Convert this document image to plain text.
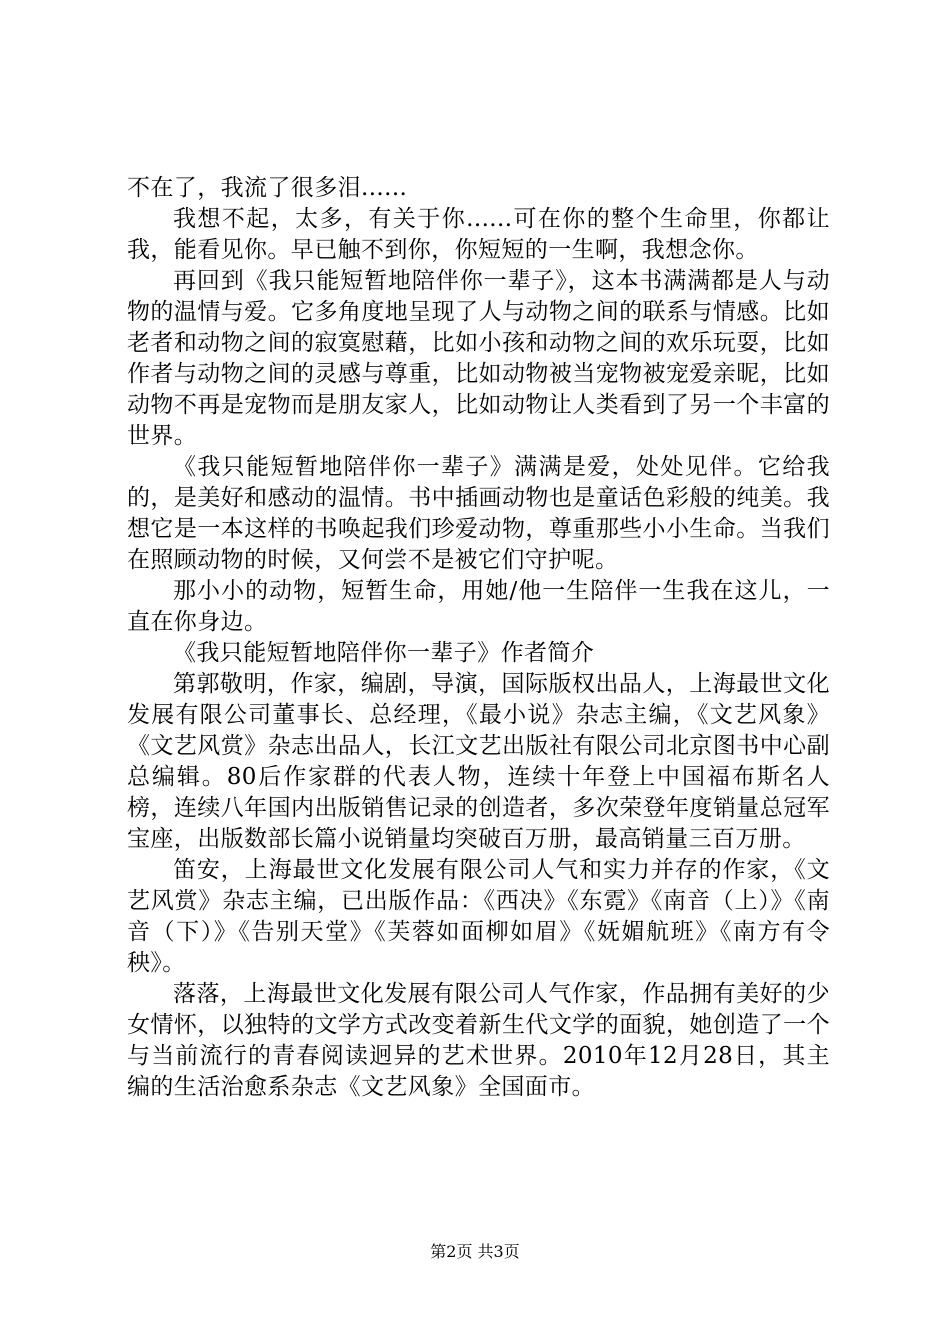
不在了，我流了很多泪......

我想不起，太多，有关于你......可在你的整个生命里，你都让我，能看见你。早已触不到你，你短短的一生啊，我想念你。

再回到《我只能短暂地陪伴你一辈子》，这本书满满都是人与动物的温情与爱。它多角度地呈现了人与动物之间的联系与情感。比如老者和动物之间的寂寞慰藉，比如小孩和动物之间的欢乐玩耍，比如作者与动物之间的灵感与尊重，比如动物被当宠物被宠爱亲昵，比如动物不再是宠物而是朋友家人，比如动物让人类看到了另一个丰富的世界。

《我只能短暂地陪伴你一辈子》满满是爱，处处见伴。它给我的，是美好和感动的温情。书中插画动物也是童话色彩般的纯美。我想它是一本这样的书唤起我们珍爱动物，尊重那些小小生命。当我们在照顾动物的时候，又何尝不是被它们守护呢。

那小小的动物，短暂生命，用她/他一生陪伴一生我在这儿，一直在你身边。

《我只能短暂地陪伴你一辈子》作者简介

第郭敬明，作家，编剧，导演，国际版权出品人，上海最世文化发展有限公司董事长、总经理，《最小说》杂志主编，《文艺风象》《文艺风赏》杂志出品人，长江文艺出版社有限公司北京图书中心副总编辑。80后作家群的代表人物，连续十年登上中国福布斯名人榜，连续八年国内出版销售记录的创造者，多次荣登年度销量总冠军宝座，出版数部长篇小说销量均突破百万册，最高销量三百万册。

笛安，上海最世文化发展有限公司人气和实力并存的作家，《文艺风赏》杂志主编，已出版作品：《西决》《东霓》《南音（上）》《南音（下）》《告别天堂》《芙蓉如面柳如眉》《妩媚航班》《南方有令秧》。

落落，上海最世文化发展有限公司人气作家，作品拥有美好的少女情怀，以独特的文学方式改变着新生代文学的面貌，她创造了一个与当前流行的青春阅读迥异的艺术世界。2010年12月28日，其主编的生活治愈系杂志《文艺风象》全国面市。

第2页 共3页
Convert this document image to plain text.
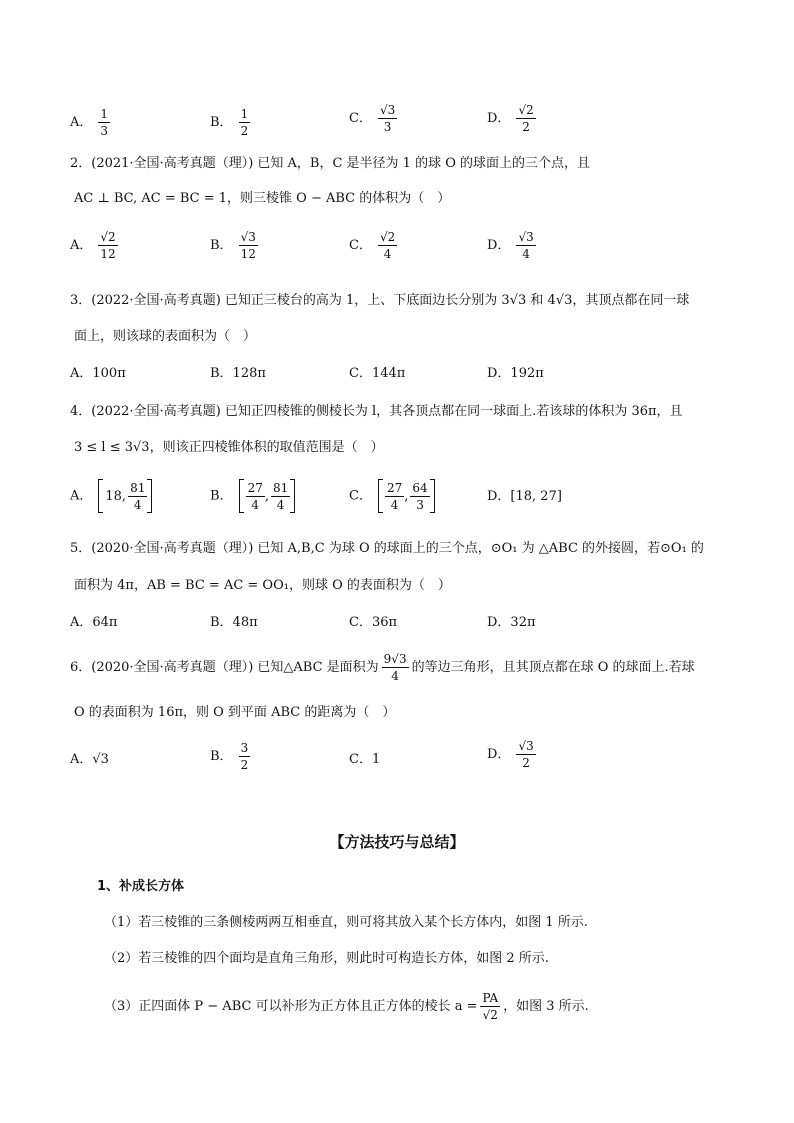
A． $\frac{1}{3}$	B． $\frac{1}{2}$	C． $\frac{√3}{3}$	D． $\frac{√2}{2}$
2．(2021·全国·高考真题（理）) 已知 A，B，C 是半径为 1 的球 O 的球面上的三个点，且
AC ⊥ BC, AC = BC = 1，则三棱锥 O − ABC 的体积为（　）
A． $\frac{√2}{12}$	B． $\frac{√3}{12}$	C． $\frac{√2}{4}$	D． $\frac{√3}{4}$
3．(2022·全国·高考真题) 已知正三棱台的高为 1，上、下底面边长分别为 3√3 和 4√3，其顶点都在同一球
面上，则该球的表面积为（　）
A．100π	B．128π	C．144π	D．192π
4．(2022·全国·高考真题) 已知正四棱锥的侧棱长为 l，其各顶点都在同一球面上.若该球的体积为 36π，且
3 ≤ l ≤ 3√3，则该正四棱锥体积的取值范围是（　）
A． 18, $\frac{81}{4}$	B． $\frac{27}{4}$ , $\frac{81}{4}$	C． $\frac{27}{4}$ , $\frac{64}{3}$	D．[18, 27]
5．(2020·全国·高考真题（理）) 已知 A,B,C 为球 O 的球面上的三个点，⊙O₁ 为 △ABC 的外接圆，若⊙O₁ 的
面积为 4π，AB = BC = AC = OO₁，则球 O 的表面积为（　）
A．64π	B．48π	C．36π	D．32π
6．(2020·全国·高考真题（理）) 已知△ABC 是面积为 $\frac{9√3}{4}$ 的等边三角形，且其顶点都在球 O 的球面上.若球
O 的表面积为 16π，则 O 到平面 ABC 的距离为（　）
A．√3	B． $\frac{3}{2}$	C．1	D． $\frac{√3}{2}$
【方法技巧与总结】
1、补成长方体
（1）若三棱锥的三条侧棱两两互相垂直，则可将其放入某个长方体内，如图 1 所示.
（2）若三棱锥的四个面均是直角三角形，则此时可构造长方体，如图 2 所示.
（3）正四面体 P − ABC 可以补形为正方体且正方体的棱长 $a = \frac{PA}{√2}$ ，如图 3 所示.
= = =
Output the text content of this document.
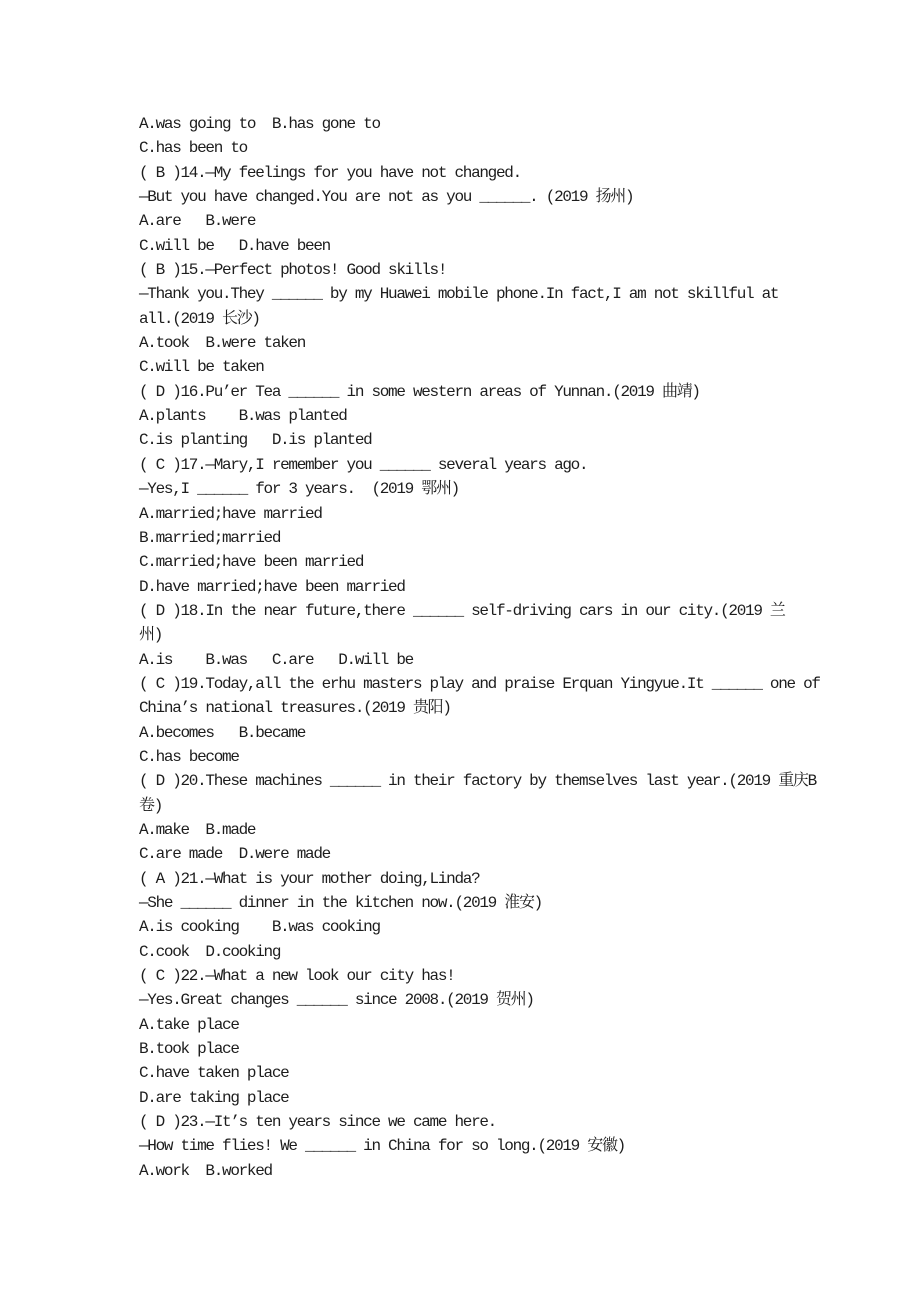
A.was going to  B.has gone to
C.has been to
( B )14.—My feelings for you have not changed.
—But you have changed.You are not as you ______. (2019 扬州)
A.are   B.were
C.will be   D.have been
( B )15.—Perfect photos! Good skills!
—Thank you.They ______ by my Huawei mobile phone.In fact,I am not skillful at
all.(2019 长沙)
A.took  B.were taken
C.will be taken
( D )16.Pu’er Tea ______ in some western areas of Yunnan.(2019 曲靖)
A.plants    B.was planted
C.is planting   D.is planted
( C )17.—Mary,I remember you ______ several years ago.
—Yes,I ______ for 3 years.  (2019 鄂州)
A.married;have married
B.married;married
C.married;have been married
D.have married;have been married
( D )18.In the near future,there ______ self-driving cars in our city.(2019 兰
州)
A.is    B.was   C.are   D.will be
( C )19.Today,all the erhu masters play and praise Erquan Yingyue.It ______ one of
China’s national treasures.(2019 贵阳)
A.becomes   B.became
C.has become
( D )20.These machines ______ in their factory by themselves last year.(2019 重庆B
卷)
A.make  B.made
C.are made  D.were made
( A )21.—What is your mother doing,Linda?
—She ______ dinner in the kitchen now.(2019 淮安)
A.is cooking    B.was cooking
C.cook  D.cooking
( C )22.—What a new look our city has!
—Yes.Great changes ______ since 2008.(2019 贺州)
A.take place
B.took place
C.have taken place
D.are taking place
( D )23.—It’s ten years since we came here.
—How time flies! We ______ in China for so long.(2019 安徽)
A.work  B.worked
= = =
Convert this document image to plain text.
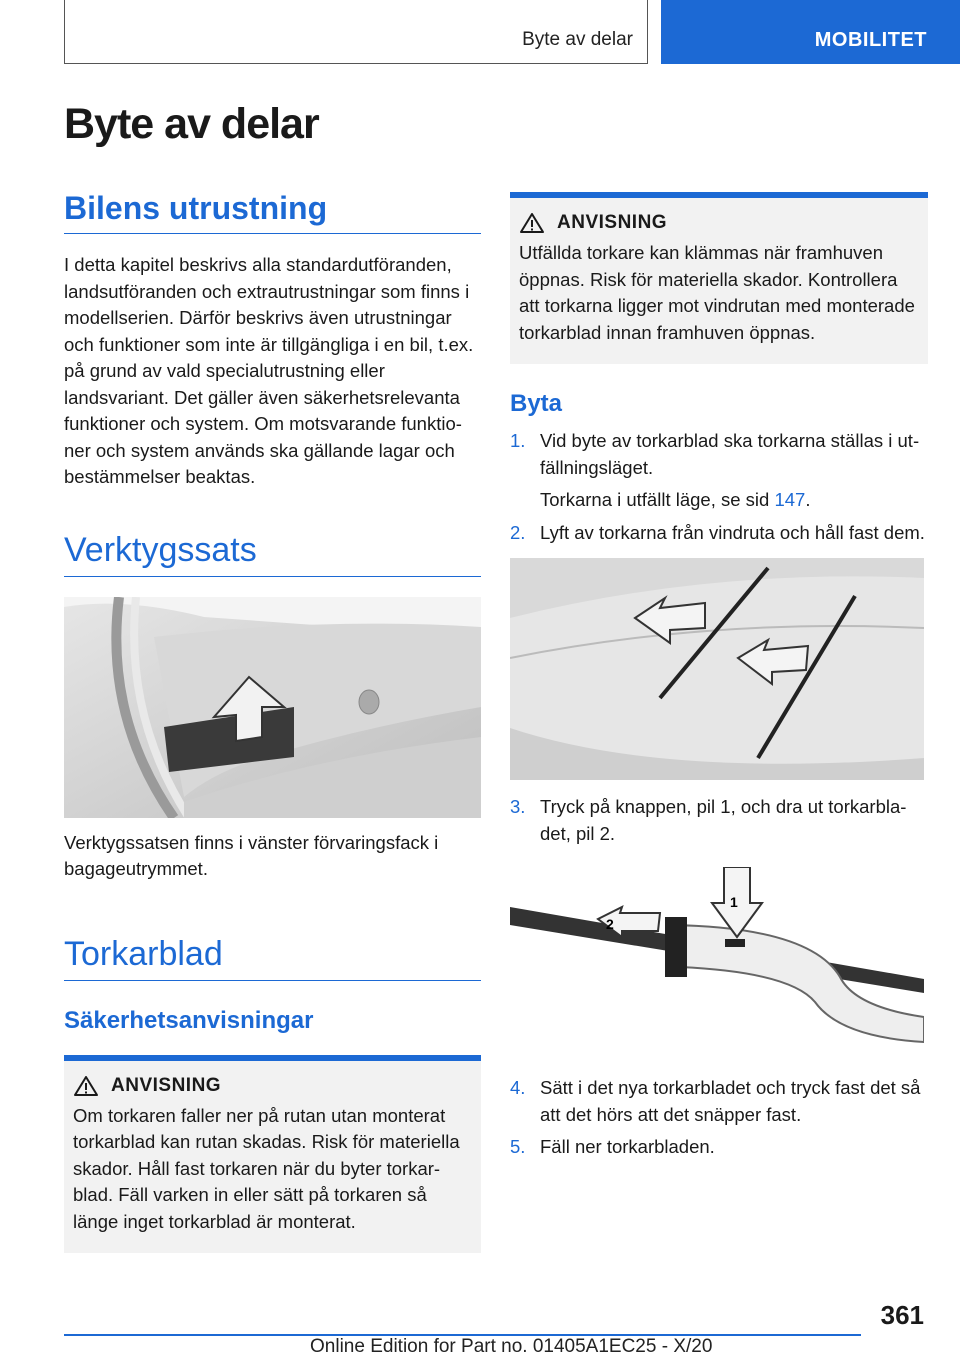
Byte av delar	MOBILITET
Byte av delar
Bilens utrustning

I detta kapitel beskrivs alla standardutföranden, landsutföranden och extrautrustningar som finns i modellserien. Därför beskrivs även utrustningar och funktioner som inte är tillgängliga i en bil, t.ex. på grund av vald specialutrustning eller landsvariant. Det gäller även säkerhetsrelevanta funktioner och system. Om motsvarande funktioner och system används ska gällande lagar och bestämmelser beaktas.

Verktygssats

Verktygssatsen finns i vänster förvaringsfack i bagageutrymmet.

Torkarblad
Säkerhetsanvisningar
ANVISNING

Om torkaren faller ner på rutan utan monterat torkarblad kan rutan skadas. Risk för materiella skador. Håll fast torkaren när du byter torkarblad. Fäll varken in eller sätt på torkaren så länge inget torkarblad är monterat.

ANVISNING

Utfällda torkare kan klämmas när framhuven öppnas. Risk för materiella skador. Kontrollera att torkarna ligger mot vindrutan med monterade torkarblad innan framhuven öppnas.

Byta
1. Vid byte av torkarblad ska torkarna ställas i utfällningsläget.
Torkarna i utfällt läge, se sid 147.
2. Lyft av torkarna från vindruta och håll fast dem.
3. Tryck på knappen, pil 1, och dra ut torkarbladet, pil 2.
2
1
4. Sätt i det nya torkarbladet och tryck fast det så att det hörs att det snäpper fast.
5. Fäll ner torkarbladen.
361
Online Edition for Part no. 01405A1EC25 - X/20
= = =
:: What you have to do ::
What number of lines in the records contain the word "文艺风赏"? Answer with that number alone.

:: Answer to this problem ::
2